§ TASK BRIEF:
Rewrite the rows as a Markdown table with the columns Number and Entry, starting with the line with "data-label: 27,2 (677, 423, 713, 442)" and going on through the end of the rows. Put one line per table row, numbered in order, and skip blank lines and the pictures.

Collection entries

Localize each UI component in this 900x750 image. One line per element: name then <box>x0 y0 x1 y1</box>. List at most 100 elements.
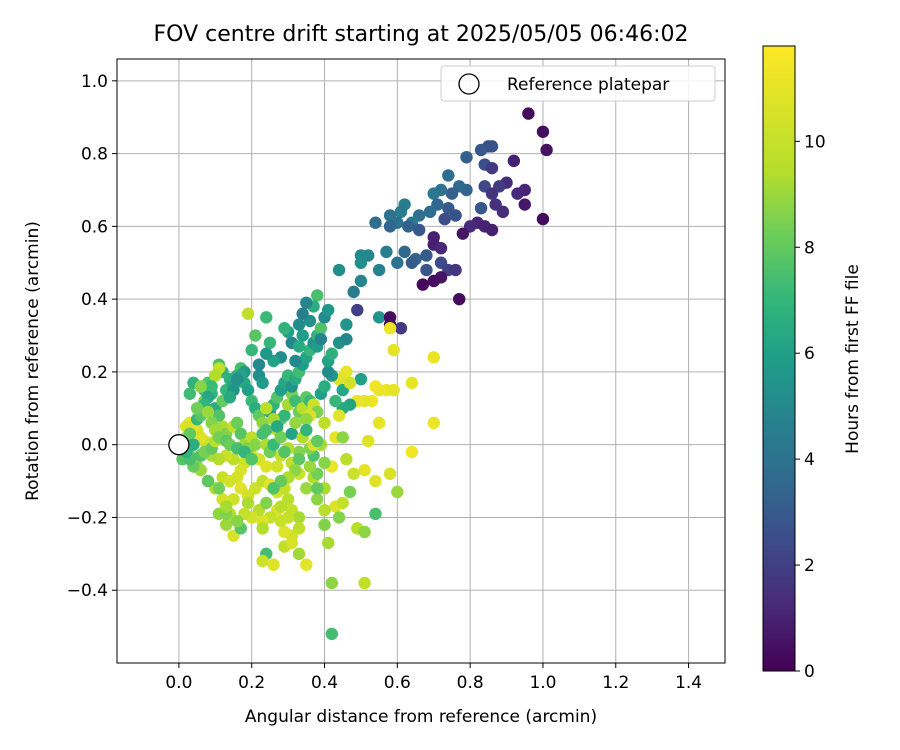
scatter-point <box>507 154 521 168</box>
scatter-point <box>314 322 328 335</box>
scatter-point <box>292 318 306 331</box>
scatter-point <box>485 140 499 153</box>
scatter-point <box>325 576 339 590</box>
scatter-point <box>321 303 335 317</box>
scatter-point <box>318 380 331 393</box>
scatter-point <box>318 518 331 531</box>
scatter-point <box>183 387 197 400</box>
scatter-point <box>427 351 440 364</box>
scatter-point <box>358 576 371 590</box>
scatter-point <box>241 307 255 320</box>
scatter-point <box>485 223 499 237</box>
scatter-point <box>249 438 262 451</box>
colorbar-tick-label: 6 <box>804 344 815 364</box>
scatter-point <box>402 220 415 233</box>
scatter-point <box>474 201 488 215</box>
scatter-point <box>485 187 499 200</box>
scatter-point <box>383 467 397 480</box>
scatter-point <box>332 409 346 422</box>
scatter-point <box>394 205 408 219</box>
scatter-point <box>427 416 440 430</box>
scatter-point <box>405 376 419 390</box>
grid-lines <box>117 59 725 663</box>
scatter-point <box>351 303 364 317</box>
scatter-point <box>474 143 488 157</box>
scatter-point <box>372 311 386 324</box>
y-tick-label: 0.0 <box>81 436 108 456</box>
scatter-point <box>241 496 255 510</box>
scatter-point <box>183 427 197 440</box>
scatter-point <box>300 296 313 309</box>
scatter-point <box>249 329 262 342</box>
colorbar-label: Hours from first FF file <box>843 264 863 454</box>
scatter-point <box>230 372 244 386</box>
scatter-point <box>300 423 313 437</box>
scatter-point <box>256 376 269 390</box>
scatter-point <box>285 536 298 550</box>
scatter-point <box>387 383 400 397</box>
scatter-point <box>281 511 295 524</box>
x-axis-label: Angular distance from reference (arcmin) <box>245 707 597 727</box>
scatter-point <box>187 438 200 451</box>
scatter-point <box>296 307 309 320</box>
colorbar-tick-label: 4 <box>804 450 815 470</box>
scatter-point <box>394 322 408 335</box>
scatter-point <box>354 372 368 386</box>
scatter-point <box>354 274 368 288</box>
scatter-point <box>194 380 207 393</box>
scatter-point <box>460 151 473 164</box>
x-axis-ticks: 0.0 0.2 0.4 0.6 0.8 1.0 1.2 1.4 <box>165 663 702 693</box>
scatter-point <box>321 365 335 379</box>
scatter-point <box>270 460 284 473</box>
scatter-point <box>336 431 349 444</box>
scatter-point <box>311 493 324 506</box>
y-tick-label: 0.2 <box>81 363 108 383</box>
scatter-point <box>445 187 459 200</box>
colorbar: 0 2 4 6 8 10 Hours from first FF file <box>762 45 863 682</box>
scatter-point <box>260 347 273 360</box>
scatter-point <box>383 322 397 335</box>
scatter-point <box>427 274 440 288</box>
scatter-point <box>449 209 462 222</box>
scatter-point <box>369 474 382 488</box>
y-tick-label: −0.2 <box>67 508 108 528</box>
colorbar-gradient <box>762 45 796 672</box>
scatter-point <box>347 285 360 299</box>
scatter-point <box>325 347 339 360</box>
scatter-point <box>518 198 531 211</box>
scatter-point <box>456 227 470 240</box>
colorbar-tick-label: 2 <box>804 556 815 576</box>
scatter-point <box>540 143 553 157</box>
scatter-point <box>347 467 360 480</box>
scatter-point <box>300 413 313 426</box>
scatter-point <box>372 263 386 277</box>
scatter-point <box>296 329 309 342</box>
scatter-point <box>289 354 302 368</box>
scatter-point <box>263 336 277 350</box>
scatter-point <box>260 402 273 415</box>
scatter-point <box>278 525 291 539</box>
scatter-point <box>442 169 455 182</box>
scatter-point <box>362 434 375 448</box>
scatter-point <box>223 391 237 404</box>
scatter-point <box>267 482 280 495</box>
scatter-point <box>245 453 258 466</box>
scatter-point <box>209 369 222 382</box>
scatter-point <box>383 220 397 233</box>
scatter-points <box>176 107 553 641</box>
scatter-point <box>354 256 368 269</box>
scatter-point <box>292 340 306 353</box>
scatter-point <box>201 405 215 419</box>
scatter-point <box>391 485 404 499</box>
scatter-point <box>369 216 382 229</box>
scatter-point <box>369 507 382 521</box>
legend-box <box>440 65 716 102</box>
scatter-point <box>336 496 349 510</box>
scatter-point <box>260 496 273 510</box>
scatter-point <box>230 514 244 528</box>
scatter-point <box>285 427 298 440</box>
legend-marker-open-circle <box>458 73 480 95</box>
scatter-point <box>340 318 353 331</box>
scatter-point <box>201 474 215 488</box>
scatter-point <box>205 380 218 393</box>
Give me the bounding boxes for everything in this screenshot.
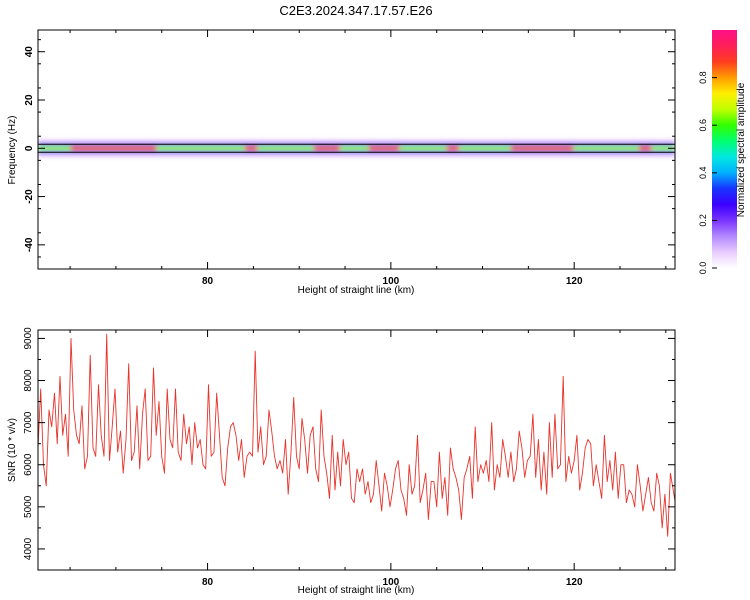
band-hot-core [314,146,339,150]
snr-y-tick-label: 5000 [23,495,34,518]
spectrogram-panel: 80 100 120 -40 -20 0 20 40 Height of straight l… [7,29,676,296]
snr-frame [37,329,676,571]
snr-series-line [38,333,675,537]
spectrogram-x-tick-label: 120 [566,276,583,287]
band-hot-core [246,146,256,150]
snr-y-tick-label: 9000 [23,327,34,350]
colorbar-ticks: 0.0 0.2 0.4 0.6 0.8 [698,71,717,274]
snr-x-tick-label: 100 [383,577,400,588]
band-core [38,146,675,150]
snr-y-tick-label: 7000 [23,411,34,434]
band-hot-core [72,146,156,150]
colorbar-tick-label: 0.4 [698,167,708,180]
spectrogram-y-tick-label: 40 [24,46,35,58]
snr-y-label: SNR (10 * v/v) [7,418,18,482]
colorbar-tick-label: 0.6 [698,119,708,132]
snr-axes: 80 100 120 4000 5000 6000 7000 8000 9000 [23,327,675,588]
snr-panel: 80 100 120 4000 5000 6000 7000 8000 9000 Height … [7,327,676,596]
figure-title: C2E3.2024.347.17.57.E26 [279,3,432,18]
spectrogram-y-tick-label: -20 [24,189,35,204]
snr-x-label: Height of straight line (km) [298,585,415,596]
colorbar-tick-label: 0.8 [698,71,708,84]
snr-plot-area [38,330,675,570]
colorbar-label: Normalized spectral amplitude [736,82,747,217]
spectrogram-x-label: Height of straight line (km) [298,285,415,296]
colorbar: 0.0 0.2 0.4 0.6 0.8 Normalized spectral ampl… [698,30,747,274]
band-hot-core [369,146,399,150]
spectrogram-band [38,139,675,158]
spectrogram-y-tick-label: 0 [24,145,35,151]
spectrogram-y-tick-label: 20 [24,94,35,106]
spectrogram-y-tick-label: -40 [24,237,35,252]
colorbar-gradient [712,30,737,268]
spectrogram-heatmap [38,139,675,158]
colorbar-tick-label: 0.2 [698,214,708,227]
snr-x-tick-label: 80 [202,577,214,588]
band-hot-core [512,146,573,150]
snr-y-tick-label: 8000 [23,369,34,392]
spectrogram-y-label: Frequency (Hz) [7,116,18,185]
snr-y-tick-label: 6000 [23,453,34,476]
band-hot-core [447,146,458,150]
spectrogram-axes: 80 100 120 -40 -20 0 20 40 [24,30,675,287]
snr-y-tick-label: 4000 [23,537,34,560]
colorbar-tick-label: 0.0 [698,262,708,275]
spectrogram-x-tick-label: 80 [202,276,214,287]
snr-x-tick-label: 120 [566,577,583,588]
band-hot-core [640,146,651,150]
spectrogram-x-tick-label: 100 [383,276,400,287]
spectrogram-frame [37,29,676,270]
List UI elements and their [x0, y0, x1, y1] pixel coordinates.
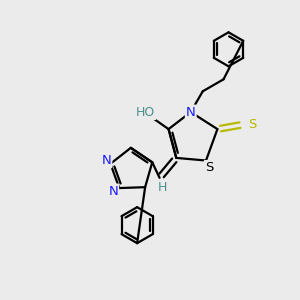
Text: N: N [186, 106, 196, 118]
Text: S: S [248, 118, 256, 131]
Text: N: N [108, 184, 118, 198]
Text: HO: HO [136, 106, 155, 119]
Text: S: S [205, 161, 213, 174]
Text: HO: HO [136, 106, 155, 119]
Text: H: H [158, 181, 167, 194]
Text: N: N [102, 154, 111, 167]
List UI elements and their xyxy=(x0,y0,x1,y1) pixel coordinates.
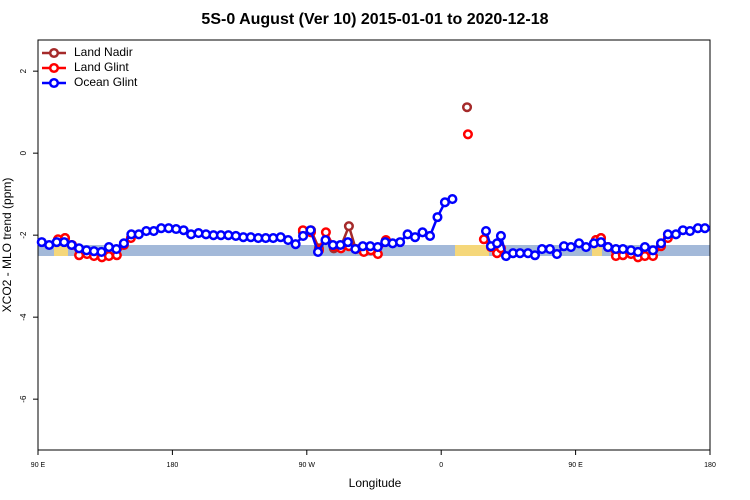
data-point xyxy=(617,244,628,255)
data-point xyxy=(432,212,443,223)
chart-title: 5S-0 August (Ver 10) 2015-01-01 to 2020-… xyxy=(201,11,548,28)
data-point xyxy=(536,244,548,255)
y-tick-label: 2 xyxy=(19,68,28,73)
data-point xyxy=(410,232,421,243)
x-tick-label: 180 xyxy=(167,462,179,469)
data-point xyxy=(551,248,562,260)
data-point xyxy=(111,244,122,255)
x-tick-label: 90 E xyxy=(568,462,583,469)
data-point xyxy=(305,225,316,236)
data-point xyxy=(395,237,406,248)
data-point xyxy=(312,246,324,258)
data-point xyxy=(632,246,644,258)
legend-label: Ocean Glint xyxy=(74,75,138,89)
data-point xyxy=(424,230,436,242)
data-point xyxy=(639,242,650,253)
data-point xyxy=(495,230,506,242)
x-tick-label: 0 xyxy=(439,462,443,469)
x-tick-label: 90 E xyxy=(31,462,46,469)
data-point xyxy=(529,250,541,261)
y-tick-label: -4 xyxy=(19,313,28,321)
legend-label: Land Nadir xyxy=(74,45,133,59)
data-point xyxy=(480,226,492,237)
data-point xyxy=(320,227,331,238)
data-point xyxy=(461,102,473,113)
y-tick-label: -2 xyxy=(19,231,28,239)
legend-marker xyxy=(48,47,60,59)
data-point xyxy=(647,245,659,256)
data-point xyxy=(447,194,458,205)
data-point xyxy=(684,226,696,237)
legend-marker xyxy=(48,62,60,74)
x-tick-label: 90 W xyxy=(299,462,316,469)
data-point xyxy=(565,242,577,253)
legend-label: Land Glint xyxy=(74,60,129,74)
data-point xyxy=(417,227,428,238)
data-point xyxy=(581,242,592,253)
y-tick-label: -6 xyxy=(19,395,28,403)
data-point xyxy=(699,223,710,234)
data-point xyxy=(662,229,673,240)
data-point xyxy=(492,238,503,249)
data-point xyxy=(595,237,607,248)
data-point xyxy=(343,221,354,232)
data-point xyxy=(96,246,107,258)
land-band xyxy=(592,245,602,256)
data-point xyxy=(602,242,614,253)
data-point xyxy=(178,225,189,236)
data-point xyxy=(670,229,682,240)
data-point xyxy=(298,230,309,242)
y-tick-label: 0 xyxy=(19,150,28,155)
data-point xyxy=(118,238,129,249)
legend-marker xyxy=(48,77,60,89)
data-point xyxy=(655,238,667,249)
data-point xyxy=(372,242,383,253)
data-point xyxy=(283,235,294,246)
x-axis-label: Longitude xyxy=(349,476,402,490)
data-point xyxy=(342,237,353,248)
data-point xyxy=(290,239,301,250)
x-tick-label: 180 xyxy=(704,462,716,469)
land-band xyxy=(54,245,68,256)
y-axis-label: XCO2 - MLO trend (ppm) xyxy=(0,178,14,313)
data-point xyxy=(544,244,555,255)
land-band xyxy=(455,245,489,256)
data-point xyxy=(320,235,331,246)
data-point xyxy=(462,129,473,140)
data-point xyxy=(514,248,526,259)
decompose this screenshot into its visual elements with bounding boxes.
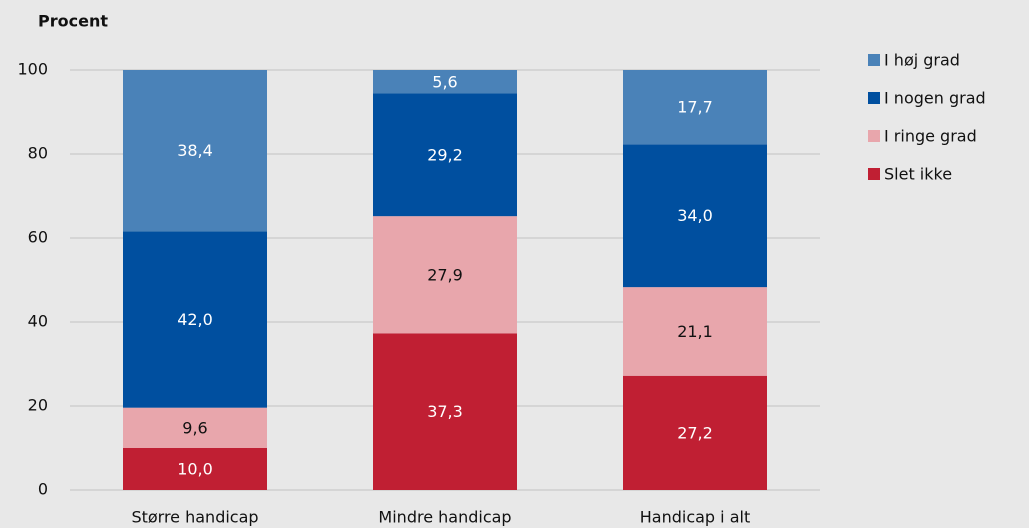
data-label: 27,2 (677, 423, 713, 442)
bar-segment (623, 375, 767, 490)
bar-segment (373, 333, 517, 490)
legend-label: I høj grad (884, 51, 960, 70)
bar-segment (373, 93, 517, 217)
x-tick-label: Større handicap (131, 508, 258, 527)
y-tick-label: 20 (28, 396, 48, 415)
bar-segment (123, 448, 267, 490)
legend-label: I nogen grad (884, 89, 986, 108)
bar-segment (623, 70, 767, 145)
legend-swatch (868, 168, 880, 180)
data-label: 34,0 (677, 206, 713, 225)
bar-segment (373, 70, 517, 94)
data-label: 37,3 (427, 402, 463, 421)
x-tick-label: Handicap i alt (640, 508, 750, 527)
legend-label: I ringe grad (884, 127, 977, 146)
y-tick-label: 80 (28, 144, 48, 163)
x-tick-label: Mindre handicap (378, 508, 511, 527)
y-tick-label: 60 (28, 228, 48, 247)
legend-label: Slet ikke (884, 165, 952, 184)
bar-segment (123, 231, 267, 408)
legend-swatch (868, 92, 880, 104)
chart-title: Procent (38, 12, 108, 31)
bar-segment (373, 216, 517, 334)
bar-segment (123, 70, 267, 232)
bar-segment (623, 287, 767, 376)
bar-segment (123, 407, 267, 448)
legend-swatch (868, 130, 880, 142)
data-label: 17,7 (677, 98, 713, 117)
data-label: 42,0 (177, 310, 213, 329)
data-label: 29,2 (427, 145, 463, 164)
bar-segment (623, 144, 767, 288)
data-label: 38,4 (177, 141, 213, 160)
legend-swatch (868, 54, 880, 66)
y-tick-label: 100 (17, 60, 48, 79)
data-label: 21,1 (677, 322, 713, 341)
data-label: 10,0 (177, 460, 213, 479)
data-label: 5,6 (432, 72, 457, 91)
data-label: 9,6 (182, 418, 207, 437)
data-label: 27,9 (427, 265, 463, 284)
y-tick-label: 40 (28, 312, 48, 331)
y-tick-label: 0 (38, 480, 48, 499)
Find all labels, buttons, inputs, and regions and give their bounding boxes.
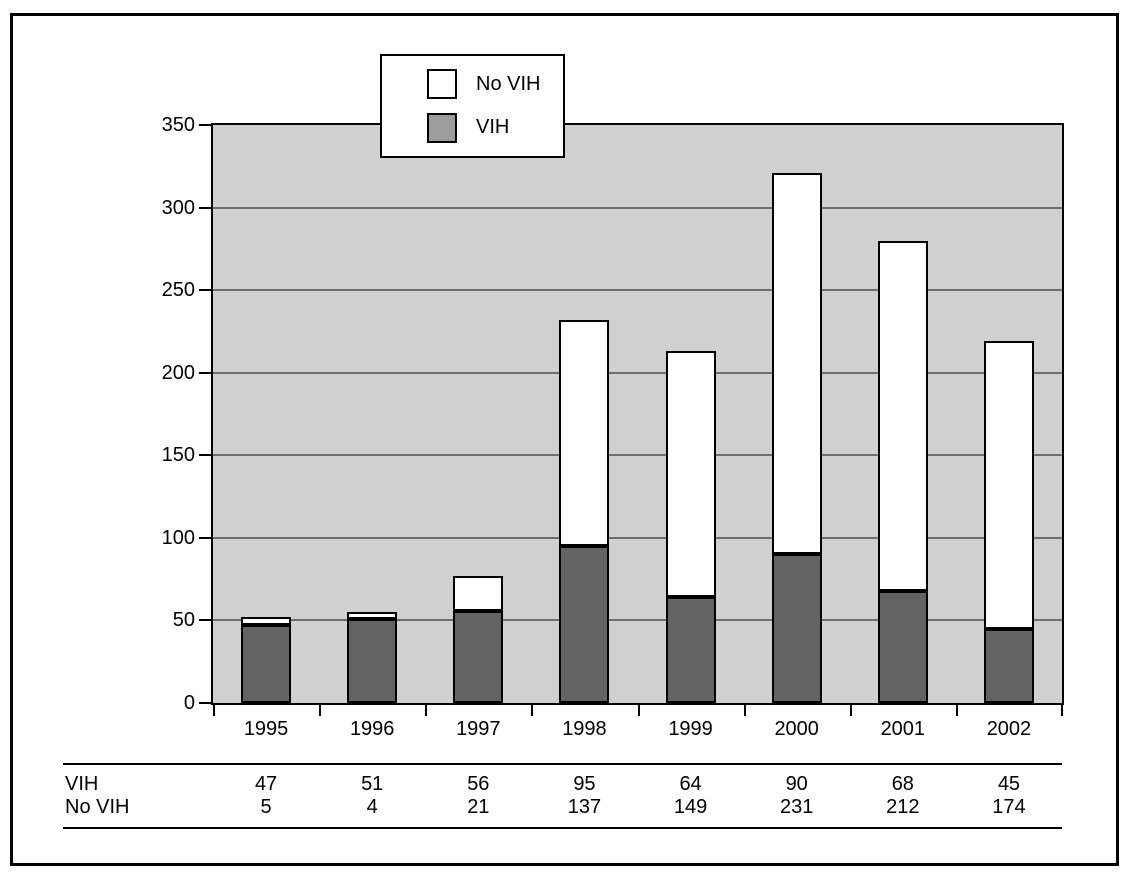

§ SOLUTION TO THIS TASK:
| Number | Entry |
|---|---|
| 1 | data-label: 27,2 (677, 423, 713, 442) |
| 2 | bar-segment (623, 375, 767, 490) |
| 3 | bar-segment (373, 333, 517, 490) |
| 4 | legend-label: I høj grad (884, 51, 960, 70) |
| 5 | bar-segment (373, 93, 517, 217) |
| 6 | x-tick-label: Større handicap (131, 508, 258, 527) |
| 7 | y-tick-label: 20 (28, 396, 48, 415) |
| 8 | bar-segment (123, 448, 267, 490) |
| 9 | legend-label: I nogen grad (884, 89, 986, 108) |
| 10 | bar-segment (623, 70, 767, 145) |
| 11 | legend-swatch (868, 168, 880, 180) |
| 12 | data-label: 34,0 (677, 206, 713, 225) |
| 13 | bar-segment (373, 70, 517, 94) |
| 14 | data-label: 37,3 (427, 402, 463, 421) |
| 15 | x-tick-label: Handicap i alt (640, 508, 750, 527) |
| 16 | legend-label: I ringe grad (884, 127, 977, 146) |
| 17 | y-tick-label: 80 (28, 144, 48, 163) |
| 18 | x-tick-label: Mindre handicap (378, 508, 511, 527) |
| 19 | y-tick-label: 60 (28, 228, 48, 247) |
| 20 | legend-label: Slet ikke (884, 165, 952, 184) |
| 21 | bar-segment (123, 231, 267, 408) |
| 22 | legend-swatch (868, 92, 880, 104) |
| 23 | chart-title: Procent (38, 12, 108, 31) |
| 24 | bar-segment (373, 216, 517, 334) |
| 25 | bar-segment (123, 70, 267, 232) |
| 26 | bar-segment (623, 287, 767, 376) |
| 27 | bar-segment (123, 407, 267, 448) |
| 28 | legend-swatch (868, 130, 880, 142) |
| 29 | data-label: 17,7 (677, 98, 713, 117) |
| 30 | data-label: 42,0 (177, 310, 213, 329) |
| 31 | data-label: 29,2 (427, 145, 463, 164) |
| 32 | bar-segment (623, 144, 767, 288) |
| 33 | data-label: 38,4 (177, 141, 213, 160) |
| 34 | legend-swatch (868, 54, 880, 66) |
| 35 | y-tick-label: 100 (17, 60, 48, 79) |
| 36 | data-label: 21,1 (677, 322, 713, 341) |
| 37 | data-label: 10,0 (177, 460, 213, 479) |
| 38 | data-label: 5,6 (432, 72, 457, 91) |
| 39 | data-label: 9,6 (182, 418, 207, 437) |
| 40 | data-label: 27,9 (427, 265, 463, 284) |
| 41 | y-tick-label: 40 (28, 312, 48, 331) |
| 42 | y-tick-label: 0 (38, 480, 48, 499) |
| 43 | Find all labels, buttons, inputs, and regions and give their bounding boxes. |